Brief:
Tally up the lines where the string "this" appears; reply with the number only.

Stored dataset items
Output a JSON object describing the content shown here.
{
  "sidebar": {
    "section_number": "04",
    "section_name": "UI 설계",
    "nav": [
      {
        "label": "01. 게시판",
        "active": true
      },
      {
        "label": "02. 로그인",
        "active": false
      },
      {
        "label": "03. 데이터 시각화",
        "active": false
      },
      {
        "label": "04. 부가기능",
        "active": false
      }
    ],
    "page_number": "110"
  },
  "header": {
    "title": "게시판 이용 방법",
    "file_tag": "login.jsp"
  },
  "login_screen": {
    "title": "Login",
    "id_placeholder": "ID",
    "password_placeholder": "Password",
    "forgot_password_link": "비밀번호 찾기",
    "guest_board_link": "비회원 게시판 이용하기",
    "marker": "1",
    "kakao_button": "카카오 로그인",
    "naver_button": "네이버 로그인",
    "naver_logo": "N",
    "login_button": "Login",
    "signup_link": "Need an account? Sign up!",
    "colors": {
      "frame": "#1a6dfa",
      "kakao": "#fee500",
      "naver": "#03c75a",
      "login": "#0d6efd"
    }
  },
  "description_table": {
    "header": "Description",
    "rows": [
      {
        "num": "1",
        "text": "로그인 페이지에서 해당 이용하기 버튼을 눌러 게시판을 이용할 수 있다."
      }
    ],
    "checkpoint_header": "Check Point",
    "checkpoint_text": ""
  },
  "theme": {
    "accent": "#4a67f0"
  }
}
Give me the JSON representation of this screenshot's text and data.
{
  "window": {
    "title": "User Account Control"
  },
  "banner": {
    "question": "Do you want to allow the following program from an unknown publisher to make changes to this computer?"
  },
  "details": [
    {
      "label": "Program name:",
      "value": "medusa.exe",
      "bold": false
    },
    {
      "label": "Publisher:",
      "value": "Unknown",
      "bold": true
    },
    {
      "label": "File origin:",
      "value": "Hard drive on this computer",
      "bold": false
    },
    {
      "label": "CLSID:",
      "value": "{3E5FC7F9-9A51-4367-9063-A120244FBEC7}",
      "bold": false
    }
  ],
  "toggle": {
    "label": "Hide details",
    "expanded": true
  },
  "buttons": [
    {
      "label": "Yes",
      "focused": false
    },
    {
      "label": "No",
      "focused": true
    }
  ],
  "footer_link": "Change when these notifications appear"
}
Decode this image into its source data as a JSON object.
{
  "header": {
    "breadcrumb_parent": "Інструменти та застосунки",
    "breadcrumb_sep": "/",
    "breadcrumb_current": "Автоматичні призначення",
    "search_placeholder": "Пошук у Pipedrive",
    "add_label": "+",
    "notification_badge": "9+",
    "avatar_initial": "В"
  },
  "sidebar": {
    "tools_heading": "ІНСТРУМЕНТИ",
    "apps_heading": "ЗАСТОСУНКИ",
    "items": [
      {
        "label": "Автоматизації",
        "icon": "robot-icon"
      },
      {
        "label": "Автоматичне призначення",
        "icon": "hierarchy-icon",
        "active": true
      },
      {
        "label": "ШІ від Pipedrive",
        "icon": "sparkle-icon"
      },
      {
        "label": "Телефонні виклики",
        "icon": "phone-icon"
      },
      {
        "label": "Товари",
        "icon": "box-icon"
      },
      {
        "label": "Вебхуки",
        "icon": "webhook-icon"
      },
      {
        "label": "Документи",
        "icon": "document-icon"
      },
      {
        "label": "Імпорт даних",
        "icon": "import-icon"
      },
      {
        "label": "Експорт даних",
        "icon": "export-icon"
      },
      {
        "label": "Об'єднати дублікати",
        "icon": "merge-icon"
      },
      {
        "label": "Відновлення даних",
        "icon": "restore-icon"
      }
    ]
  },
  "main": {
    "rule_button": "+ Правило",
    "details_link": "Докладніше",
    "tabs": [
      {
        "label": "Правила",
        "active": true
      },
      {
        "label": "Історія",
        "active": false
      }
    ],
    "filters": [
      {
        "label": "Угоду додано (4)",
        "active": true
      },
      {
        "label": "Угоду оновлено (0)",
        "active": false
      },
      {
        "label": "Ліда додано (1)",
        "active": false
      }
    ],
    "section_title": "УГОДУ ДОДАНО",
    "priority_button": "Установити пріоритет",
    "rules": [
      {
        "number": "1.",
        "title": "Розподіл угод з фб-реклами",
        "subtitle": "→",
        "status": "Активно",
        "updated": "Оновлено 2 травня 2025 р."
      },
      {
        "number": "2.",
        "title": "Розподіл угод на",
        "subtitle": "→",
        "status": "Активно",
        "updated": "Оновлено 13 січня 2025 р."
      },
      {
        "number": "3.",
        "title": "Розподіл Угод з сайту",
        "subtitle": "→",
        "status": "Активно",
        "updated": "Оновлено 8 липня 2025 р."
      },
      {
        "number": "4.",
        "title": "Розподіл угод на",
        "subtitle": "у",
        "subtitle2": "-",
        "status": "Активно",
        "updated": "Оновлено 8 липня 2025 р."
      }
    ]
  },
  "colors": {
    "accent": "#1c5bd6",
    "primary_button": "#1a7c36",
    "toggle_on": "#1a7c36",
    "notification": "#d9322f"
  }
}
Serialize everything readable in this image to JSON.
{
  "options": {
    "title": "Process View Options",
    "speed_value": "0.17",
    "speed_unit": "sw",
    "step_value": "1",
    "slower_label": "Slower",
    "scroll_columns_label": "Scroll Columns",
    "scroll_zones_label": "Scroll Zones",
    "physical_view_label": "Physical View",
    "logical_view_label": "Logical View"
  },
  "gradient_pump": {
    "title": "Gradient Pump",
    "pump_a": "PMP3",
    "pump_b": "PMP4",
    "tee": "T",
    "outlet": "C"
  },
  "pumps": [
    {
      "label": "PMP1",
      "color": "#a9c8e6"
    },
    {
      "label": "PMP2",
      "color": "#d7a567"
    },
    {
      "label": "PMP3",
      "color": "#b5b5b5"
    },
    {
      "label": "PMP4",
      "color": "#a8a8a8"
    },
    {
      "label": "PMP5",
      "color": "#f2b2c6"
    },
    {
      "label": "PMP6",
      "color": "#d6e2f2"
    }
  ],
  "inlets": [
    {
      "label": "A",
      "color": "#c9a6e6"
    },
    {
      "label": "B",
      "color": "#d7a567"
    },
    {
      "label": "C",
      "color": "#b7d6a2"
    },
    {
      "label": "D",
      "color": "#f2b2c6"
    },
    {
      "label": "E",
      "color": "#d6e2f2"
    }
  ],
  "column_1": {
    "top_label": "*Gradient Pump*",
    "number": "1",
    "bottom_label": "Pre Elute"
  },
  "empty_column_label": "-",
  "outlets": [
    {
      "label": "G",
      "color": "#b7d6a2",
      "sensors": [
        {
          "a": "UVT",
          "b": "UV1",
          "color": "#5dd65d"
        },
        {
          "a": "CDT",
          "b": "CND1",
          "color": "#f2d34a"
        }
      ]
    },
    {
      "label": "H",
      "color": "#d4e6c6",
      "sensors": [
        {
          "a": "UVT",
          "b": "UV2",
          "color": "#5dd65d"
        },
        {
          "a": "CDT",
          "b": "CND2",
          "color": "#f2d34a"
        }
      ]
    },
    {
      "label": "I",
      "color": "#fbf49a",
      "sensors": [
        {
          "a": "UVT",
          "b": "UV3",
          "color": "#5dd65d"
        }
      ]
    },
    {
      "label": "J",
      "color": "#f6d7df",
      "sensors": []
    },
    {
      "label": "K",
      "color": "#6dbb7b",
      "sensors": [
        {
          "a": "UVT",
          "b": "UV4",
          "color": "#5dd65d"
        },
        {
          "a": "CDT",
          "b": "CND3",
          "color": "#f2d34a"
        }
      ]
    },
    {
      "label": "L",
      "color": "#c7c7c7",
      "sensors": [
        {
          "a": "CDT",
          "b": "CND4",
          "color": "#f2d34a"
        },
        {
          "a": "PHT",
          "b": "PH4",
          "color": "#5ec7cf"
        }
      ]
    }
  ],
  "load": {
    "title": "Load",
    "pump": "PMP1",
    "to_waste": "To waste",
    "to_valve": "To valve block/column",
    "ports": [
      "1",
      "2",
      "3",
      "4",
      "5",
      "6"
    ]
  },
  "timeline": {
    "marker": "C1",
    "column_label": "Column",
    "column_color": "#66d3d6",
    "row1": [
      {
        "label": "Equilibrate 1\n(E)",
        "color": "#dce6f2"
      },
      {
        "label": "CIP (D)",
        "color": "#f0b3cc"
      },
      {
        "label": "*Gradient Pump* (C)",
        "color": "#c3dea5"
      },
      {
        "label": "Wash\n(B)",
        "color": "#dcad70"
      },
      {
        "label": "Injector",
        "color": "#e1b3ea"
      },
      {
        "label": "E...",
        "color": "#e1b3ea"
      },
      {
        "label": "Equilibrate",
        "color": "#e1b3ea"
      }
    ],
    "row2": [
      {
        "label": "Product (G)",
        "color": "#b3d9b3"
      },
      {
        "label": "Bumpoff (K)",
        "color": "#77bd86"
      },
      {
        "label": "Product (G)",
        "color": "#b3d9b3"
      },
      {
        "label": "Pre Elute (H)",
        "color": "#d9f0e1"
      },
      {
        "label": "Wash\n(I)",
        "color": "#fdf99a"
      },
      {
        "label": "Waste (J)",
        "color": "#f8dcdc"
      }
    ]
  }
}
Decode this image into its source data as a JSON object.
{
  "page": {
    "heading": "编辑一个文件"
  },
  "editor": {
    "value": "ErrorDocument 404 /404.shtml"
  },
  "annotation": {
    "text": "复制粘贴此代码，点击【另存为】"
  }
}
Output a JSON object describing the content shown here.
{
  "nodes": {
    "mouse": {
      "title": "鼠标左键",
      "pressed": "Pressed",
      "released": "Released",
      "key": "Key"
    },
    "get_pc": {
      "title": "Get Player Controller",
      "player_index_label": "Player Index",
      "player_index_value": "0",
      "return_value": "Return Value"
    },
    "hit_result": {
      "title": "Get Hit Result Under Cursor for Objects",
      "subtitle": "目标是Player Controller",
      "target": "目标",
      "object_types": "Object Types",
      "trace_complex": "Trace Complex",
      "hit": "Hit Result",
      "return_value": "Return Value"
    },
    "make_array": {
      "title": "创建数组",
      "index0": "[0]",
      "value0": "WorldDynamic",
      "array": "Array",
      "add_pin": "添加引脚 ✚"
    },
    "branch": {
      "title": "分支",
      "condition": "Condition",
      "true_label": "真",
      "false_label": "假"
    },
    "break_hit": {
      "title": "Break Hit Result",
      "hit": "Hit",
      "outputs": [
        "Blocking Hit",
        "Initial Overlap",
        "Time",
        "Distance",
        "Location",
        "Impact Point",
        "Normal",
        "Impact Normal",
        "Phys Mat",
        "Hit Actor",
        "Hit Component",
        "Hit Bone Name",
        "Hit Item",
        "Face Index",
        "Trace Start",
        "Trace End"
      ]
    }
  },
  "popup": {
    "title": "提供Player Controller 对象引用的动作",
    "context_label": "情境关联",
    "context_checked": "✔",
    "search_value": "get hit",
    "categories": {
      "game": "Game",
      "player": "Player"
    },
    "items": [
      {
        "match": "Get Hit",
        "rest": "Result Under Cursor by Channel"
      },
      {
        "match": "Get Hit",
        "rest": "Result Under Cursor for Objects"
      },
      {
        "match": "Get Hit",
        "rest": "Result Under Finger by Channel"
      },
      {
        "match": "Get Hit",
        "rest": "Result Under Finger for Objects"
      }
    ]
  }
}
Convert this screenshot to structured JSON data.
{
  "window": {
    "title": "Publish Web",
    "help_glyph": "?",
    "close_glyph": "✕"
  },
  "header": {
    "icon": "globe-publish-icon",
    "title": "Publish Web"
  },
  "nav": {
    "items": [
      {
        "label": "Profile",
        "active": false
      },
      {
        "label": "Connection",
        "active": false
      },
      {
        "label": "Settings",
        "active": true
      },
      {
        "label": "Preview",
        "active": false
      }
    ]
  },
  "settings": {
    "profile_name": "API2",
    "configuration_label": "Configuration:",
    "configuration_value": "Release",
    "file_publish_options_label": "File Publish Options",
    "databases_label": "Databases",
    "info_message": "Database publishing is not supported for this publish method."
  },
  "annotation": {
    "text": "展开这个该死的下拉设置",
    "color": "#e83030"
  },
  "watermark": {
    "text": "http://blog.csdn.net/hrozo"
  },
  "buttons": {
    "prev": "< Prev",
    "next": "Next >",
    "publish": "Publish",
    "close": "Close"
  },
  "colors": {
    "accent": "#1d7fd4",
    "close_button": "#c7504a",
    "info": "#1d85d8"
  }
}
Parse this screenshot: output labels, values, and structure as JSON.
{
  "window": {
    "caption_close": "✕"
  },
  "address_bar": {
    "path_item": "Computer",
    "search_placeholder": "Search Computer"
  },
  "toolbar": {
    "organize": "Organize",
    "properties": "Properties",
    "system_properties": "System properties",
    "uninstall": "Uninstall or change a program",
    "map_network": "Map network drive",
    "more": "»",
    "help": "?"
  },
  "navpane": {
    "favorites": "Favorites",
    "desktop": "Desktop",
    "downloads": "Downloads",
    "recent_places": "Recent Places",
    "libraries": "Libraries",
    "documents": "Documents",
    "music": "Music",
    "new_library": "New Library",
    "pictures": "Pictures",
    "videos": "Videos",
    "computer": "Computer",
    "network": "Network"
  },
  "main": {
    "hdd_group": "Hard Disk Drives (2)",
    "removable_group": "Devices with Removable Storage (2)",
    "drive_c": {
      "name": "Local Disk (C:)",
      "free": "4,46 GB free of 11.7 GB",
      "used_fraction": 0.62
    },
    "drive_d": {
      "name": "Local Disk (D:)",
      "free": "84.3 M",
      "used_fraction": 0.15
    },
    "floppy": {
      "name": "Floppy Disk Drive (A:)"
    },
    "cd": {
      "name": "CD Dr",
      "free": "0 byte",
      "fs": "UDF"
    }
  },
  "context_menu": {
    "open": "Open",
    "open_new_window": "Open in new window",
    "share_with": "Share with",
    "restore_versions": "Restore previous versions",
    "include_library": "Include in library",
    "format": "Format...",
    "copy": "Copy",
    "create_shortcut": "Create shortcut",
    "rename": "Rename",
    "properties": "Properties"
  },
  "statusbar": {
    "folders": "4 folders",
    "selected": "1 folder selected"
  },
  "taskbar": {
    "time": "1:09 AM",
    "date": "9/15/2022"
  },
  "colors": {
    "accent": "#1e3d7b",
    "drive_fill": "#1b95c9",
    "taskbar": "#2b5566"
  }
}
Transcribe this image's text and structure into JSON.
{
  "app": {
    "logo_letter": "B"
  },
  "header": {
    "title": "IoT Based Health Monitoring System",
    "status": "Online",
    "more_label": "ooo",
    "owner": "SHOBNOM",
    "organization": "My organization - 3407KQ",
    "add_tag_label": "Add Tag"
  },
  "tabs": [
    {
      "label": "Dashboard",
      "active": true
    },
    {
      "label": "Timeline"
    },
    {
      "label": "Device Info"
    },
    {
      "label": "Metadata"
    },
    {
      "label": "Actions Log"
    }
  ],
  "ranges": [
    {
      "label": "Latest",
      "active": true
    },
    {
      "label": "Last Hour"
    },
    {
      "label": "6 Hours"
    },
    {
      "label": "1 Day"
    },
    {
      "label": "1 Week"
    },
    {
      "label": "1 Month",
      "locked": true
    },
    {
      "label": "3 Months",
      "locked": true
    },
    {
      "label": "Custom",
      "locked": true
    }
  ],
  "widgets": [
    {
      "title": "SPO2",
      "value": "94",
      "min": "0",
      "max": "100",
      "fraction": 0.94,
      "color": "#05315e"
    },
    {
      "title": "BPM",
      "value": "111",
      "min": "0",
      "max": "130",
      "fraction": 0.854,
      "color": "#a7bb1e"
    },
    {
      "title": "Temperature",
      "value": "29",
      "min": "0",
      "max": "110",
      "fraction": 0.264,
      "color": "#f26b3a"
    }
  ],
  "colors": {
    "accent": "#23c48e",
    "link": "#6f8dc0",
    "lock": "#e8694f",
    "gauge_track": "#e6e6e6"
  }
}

Exercise answer:
10